GIVEN EXERCISE:
Reproduce the listing word for word, from the line with "legend-swatch <box>172 530 183 542</box>" up to and including the line with "List each element".

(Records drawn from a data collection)
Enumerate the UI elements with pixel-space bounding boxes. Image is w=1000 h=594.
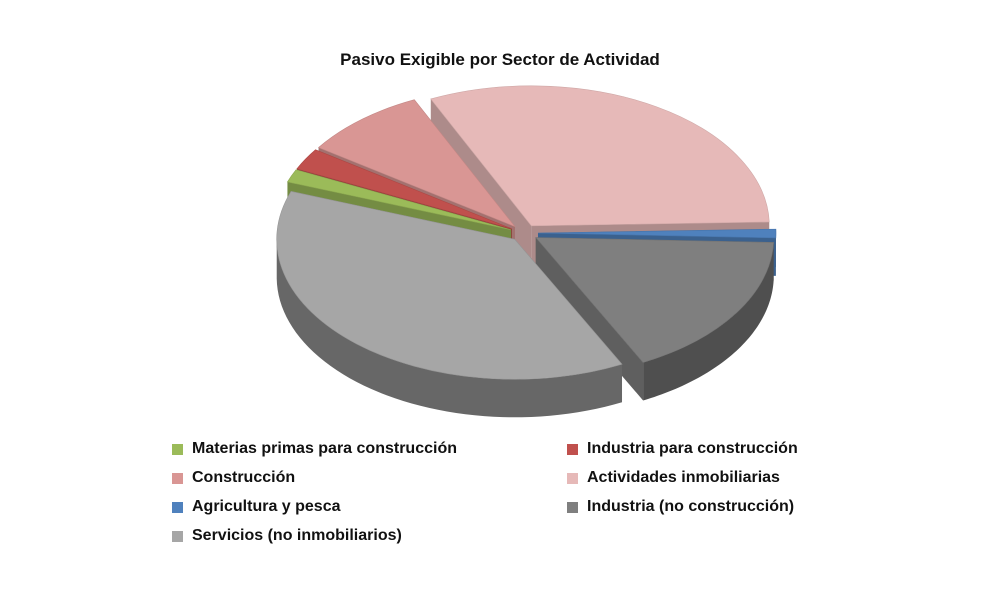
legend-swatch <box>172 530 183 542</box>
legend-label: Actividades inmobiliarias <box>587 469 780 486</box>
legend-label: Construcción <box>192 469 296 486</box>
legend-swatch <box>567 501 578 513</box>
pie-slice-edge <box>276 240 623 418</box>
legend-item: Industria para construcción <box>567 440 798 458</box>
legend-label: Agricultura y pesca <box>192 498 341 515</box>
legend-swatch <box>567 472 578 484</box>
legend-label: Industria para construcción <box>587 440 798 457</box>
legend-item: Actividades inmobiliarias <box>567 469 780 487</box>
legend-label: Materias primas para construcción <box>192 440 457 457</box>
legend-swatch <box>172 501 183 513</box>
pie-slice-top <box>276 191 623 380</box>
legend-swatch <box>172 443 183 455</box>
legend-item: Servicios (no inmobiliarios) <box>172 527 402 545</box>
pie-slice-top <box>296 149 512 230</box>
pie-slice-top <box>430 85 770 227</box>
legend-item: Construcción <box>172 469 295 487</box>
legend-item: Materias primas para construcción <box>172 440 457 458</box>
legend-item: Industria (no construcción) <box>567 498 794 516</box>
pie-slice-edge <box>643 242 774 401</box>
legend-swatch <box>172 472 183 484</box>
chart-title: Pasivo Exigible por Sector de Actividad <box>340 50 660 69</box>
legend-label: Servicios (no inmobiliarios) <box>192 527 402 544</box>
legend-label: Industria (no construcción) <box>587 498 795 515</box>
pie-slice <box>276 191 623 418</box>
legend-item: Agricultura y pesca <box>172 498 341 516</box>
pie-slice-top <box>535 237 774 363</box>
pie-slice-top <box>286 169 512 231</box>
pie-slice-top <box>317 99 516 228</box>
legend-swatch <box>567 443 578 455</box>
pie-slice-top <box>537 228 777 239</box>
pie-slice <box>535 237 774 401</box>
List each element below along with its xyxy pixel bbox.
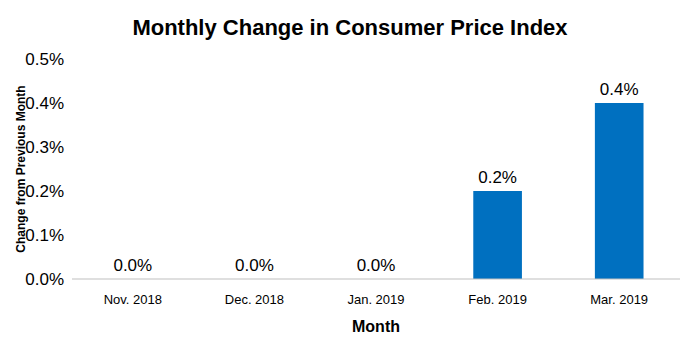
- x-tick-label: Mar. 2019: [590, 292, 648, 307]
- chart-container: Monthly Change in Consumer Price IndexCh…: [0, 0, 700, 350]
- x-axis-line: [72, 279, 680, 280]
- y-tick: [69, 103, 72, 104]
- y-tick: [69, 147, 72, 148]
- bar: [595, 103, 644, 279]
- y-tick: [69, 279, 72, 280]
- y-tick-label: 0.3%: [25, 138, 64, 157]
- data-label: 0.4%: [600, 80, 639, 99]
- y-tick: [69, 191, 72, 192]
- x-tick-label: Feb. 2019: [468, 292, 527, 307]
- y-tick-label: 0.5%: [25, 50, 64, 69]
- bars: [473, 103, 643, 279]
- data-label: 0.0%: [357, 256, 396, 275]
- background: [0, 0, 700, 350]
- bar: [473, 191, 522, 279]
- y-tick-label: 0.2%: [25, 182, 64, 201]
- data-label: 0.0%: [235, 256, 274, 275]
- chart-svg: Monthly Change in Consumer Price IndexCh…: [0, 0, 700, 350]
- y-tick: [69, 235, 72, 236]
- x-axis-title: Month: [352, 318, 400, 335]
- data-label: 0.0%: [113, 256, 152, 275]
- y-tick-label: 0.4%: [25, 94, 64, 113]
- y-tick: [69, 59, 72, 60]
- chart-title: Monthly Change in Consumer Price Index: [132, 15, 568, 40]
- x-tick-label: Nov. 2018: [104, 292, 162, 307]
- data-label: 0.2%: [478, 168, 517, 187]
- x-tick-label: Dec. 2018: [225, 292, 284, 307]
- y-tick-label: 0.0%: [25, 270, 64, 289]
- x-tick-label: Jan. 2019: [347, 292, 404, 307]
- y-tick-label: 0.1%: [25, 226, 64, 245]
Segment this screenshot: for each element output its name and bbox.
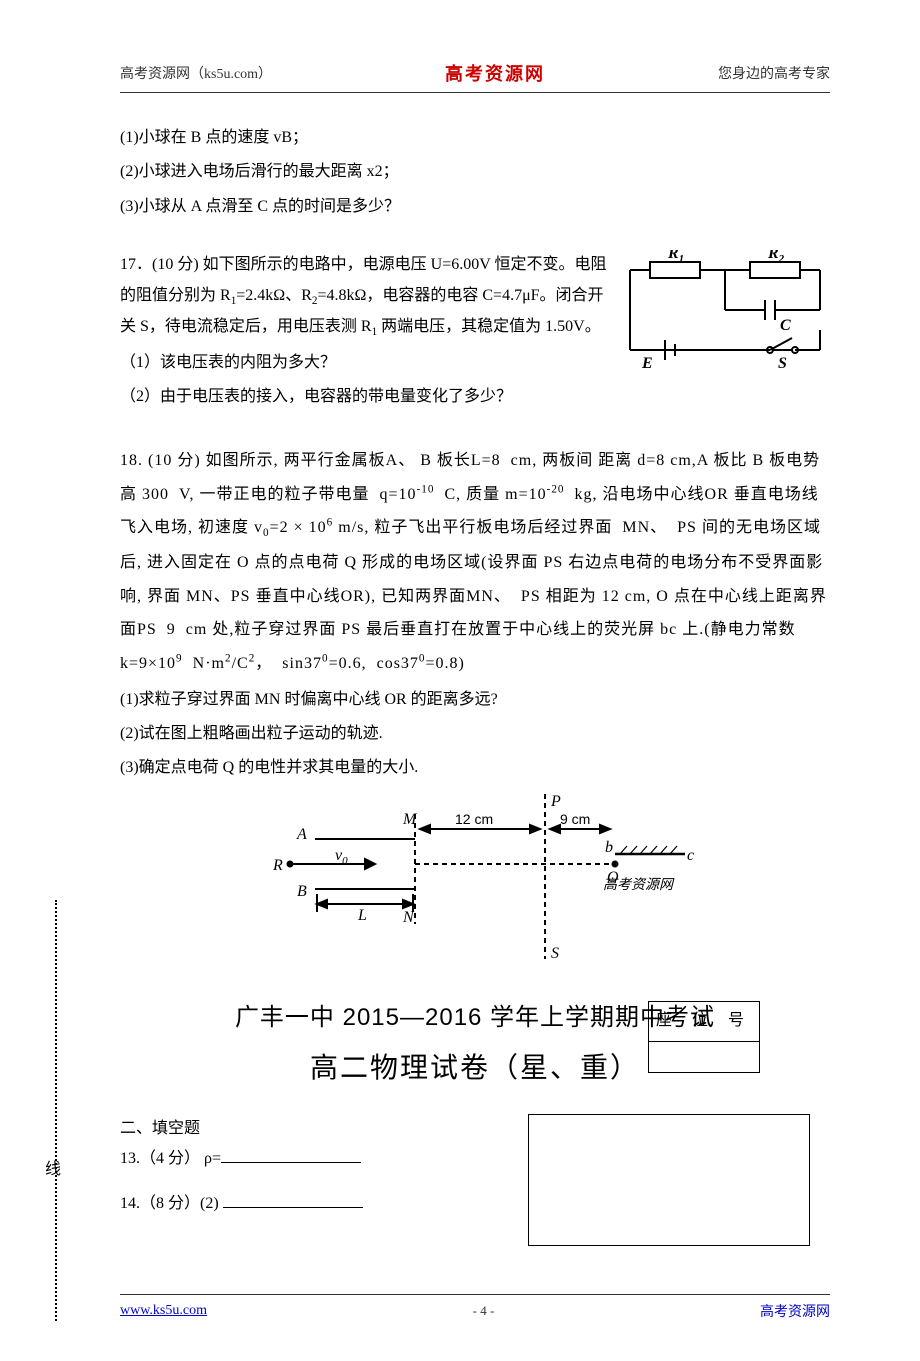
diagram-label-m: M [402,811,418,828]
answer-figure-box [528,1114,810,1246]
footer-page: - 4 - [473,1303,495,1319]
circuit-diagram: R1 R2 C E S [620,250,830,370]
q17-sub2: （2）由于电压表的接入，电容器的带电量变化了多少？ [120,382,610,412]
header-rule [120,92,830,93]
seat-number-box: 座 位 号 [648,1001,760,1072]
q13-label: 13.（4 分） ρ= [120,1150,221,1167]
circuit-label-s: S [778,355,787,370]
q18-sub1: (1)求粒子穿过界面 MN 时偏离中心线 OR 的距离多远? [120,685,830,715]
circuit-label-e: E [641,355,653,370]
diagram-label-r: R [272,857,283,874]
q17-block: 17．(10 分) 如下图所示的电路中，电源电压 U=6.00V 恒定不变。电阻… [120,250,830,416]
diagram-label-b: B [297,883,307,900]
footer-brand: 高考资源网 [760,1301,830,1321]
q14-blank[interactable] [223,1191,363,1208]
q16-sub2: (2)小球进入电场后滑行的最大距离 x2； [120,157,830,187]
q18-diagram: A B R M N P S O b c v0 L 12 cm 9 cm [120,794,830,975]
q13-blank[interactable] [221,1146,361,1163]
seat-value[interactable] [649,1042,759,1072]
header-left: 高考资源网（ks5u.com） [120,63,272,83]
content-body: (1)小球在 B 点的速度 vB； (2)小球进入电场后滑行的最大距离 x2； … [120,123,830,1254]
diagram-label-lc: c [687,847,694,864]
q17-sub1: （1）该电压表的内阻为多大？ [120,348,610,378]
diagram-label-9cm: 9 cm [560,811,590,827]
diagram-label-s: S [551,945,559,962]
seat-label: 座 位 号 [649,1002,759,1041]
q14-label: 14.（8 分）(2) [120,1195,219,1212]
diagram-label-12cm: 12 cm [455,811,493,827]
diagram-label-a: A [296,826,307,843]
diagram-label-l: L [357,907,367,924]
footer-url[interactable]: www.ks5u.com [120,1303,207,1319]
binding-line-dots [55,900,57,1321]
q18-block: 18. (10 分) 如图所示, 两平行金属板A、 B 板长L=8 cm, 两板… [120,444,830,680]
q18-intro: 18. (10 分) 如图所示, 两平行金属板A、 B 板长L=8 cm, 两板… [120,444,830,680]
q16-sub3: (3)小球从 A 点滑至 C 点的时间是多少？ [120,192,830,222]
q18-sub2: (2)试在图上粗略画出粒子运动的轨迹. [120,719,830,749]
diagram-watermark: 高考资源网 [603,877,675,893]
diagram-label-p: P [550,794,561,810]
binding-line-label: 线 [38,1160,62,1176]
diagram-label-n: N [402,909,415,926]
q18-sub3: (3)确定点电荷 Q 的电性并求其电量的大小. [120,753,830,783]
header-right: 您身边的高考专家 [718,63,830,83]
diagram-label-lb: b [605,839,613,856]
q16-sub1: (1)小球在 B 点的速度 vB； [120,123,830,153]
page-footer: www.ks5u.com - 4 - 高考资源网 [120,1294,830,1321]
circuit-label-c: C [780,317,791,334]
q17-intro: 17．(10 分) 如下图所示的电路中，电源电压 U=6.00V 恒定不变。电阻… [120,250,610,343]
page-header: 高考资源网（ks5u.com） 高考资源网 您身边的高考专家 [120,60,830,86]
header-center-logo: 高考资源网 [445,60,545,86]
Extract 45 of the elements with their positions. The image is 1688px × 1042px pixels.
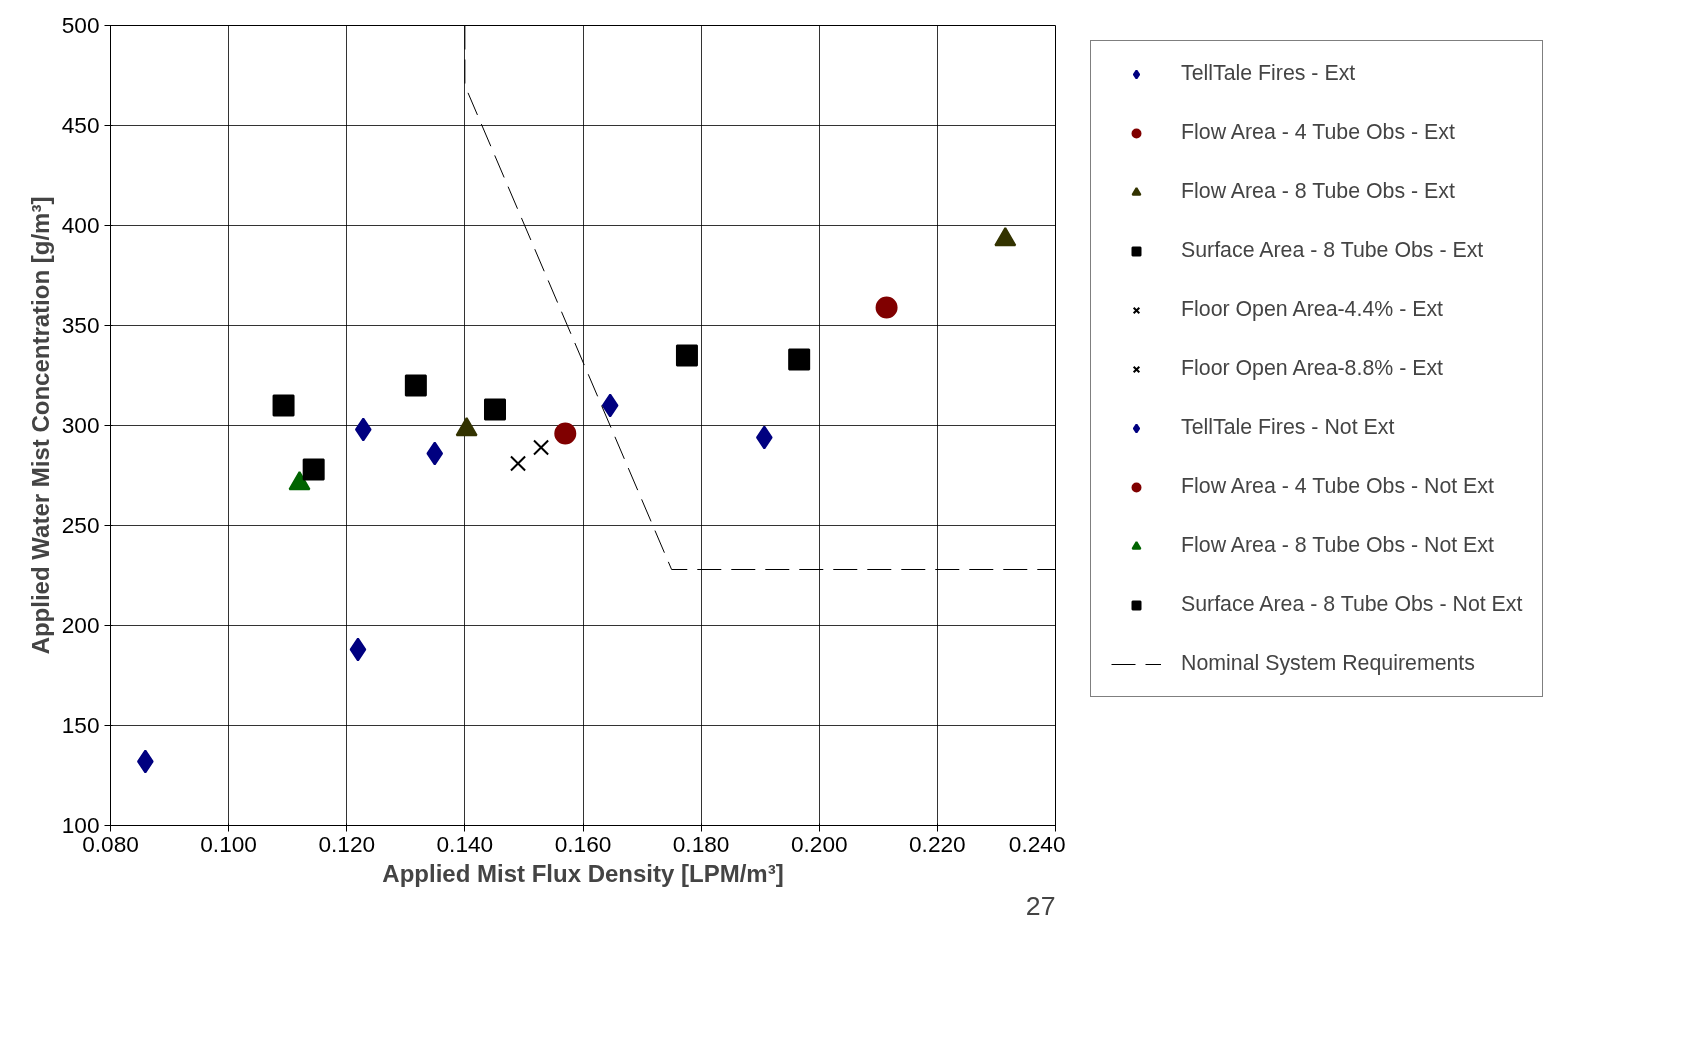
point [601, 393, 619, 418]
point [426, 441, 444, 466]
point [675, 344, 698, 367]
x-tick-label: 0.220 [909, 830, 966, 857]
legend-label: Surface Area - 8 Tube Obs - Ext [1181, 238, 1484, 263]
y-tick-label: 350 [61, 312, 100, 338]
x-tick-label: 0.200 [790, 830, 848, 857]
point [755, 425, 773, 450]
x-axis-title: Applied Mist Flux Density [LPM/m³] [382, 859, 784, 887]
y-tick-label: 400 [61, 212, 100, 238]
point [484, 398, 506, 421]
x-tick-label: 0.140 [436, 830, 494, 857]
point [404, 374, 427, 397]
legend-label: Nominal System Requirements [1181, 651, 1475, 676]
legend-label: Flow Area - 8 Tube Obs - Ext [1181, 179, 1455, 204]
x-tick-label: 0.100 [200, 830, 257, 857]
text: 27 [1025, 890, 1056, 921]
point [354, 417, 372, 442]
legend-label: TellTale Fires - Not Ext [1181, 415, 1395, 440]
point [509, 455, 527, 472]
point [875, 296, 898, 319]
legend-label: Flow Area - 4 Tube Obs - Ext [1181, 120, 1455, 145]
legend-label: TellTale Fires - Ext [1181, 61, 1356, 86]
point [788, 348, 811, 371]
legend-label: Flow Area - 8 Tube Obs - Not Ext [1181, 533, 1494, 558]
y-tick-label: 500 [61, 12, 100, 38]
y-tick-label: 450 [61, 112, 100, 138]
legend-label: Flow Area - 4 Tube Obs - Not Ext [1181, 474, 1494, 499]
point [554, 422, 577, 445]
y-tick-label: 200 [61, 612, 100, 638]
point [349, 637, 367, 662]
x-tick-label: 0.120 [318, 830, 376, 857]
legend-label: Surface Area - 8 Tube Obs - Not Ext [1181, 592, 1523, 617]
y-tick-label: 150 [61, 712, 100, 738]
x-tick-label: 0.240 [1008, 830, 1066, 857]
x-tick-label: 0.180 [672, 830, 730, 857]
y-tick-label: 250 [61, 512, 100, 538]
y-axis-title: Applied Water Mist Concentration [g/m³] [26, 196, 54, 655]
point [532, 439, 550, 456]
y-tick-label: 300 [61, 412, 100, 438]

ANSWER TO THIS PROBLEM:
legend-swatch <box>172 530 183 542</box>
legend-label: Actividades inmobiliarias <box>587 469 780 486</box>
legend-label: Construcción <box>192 469 296 486</box>
legend-swatch <box>567 501 578 513</box>
pie-slice-edge <box>276 240 623 418</box>
legend-item: Industria para construcción <box>567 440 798 458</box>
legend-label: Agricultura y pesca <box>192 498 341 515</box>
legend-swatch <box>567 472 578 484</box>
legend-label: Industria para construcción <box>587 440 798 457</box>
legend-item: Actividades inmobiliarias <box>567 469 780 487</box>
legend-label: Materias primas para construcción <box>192 440 457 457</box>
legend-swatch <box>172 501 183 513</box>
pie-slice-top <box>276 191 623 380</box>
legend-swatch <box>172 443 183 455</box>
legend-item: Servicios (no inmobiliarios) <box>172 527 402 545</box>
pie-slice-top <box>296 149 512 230</box>
pie-slice-top <box>430 85 770 227</box>
legend-item: Construcción <box>172 469 295 487</box>
legend-item: Materias primas para construcción <box>172 440 457 458</box>
legend-item: Industria (no construcción) <box>567 498 794 516</box>
pie-slice-edge <box>643 242 774 401</box>
legend-swatch <box>172 472 183 484</box>
chart-title: Pasivo Exigible por Sector de Actividad <box>340 50 660 69</box>
legend-label: Servicios (no inmobiliarios) <box>192 527 402 544</box>
legend-label: Industria (no construcción) <box>587 498 795 515</box>
pie-slice <box>276 191 623 418</box>
legend-item: Agricultura y pesca <box>172 498 341 516</box>
pie-slice-top <box>535 237 774 363</box>
pie-slice-top <box>286 169 512 231</box>
pie-slice-top <box>317 99 516 228</box>
legend-swatch <box>567 443 578 455</box>
pie-slice-top <box>537 228 777 239</box>
pie-slice <box>535 237 774 401</box>
List each element below along with its xyxy pixel bbox.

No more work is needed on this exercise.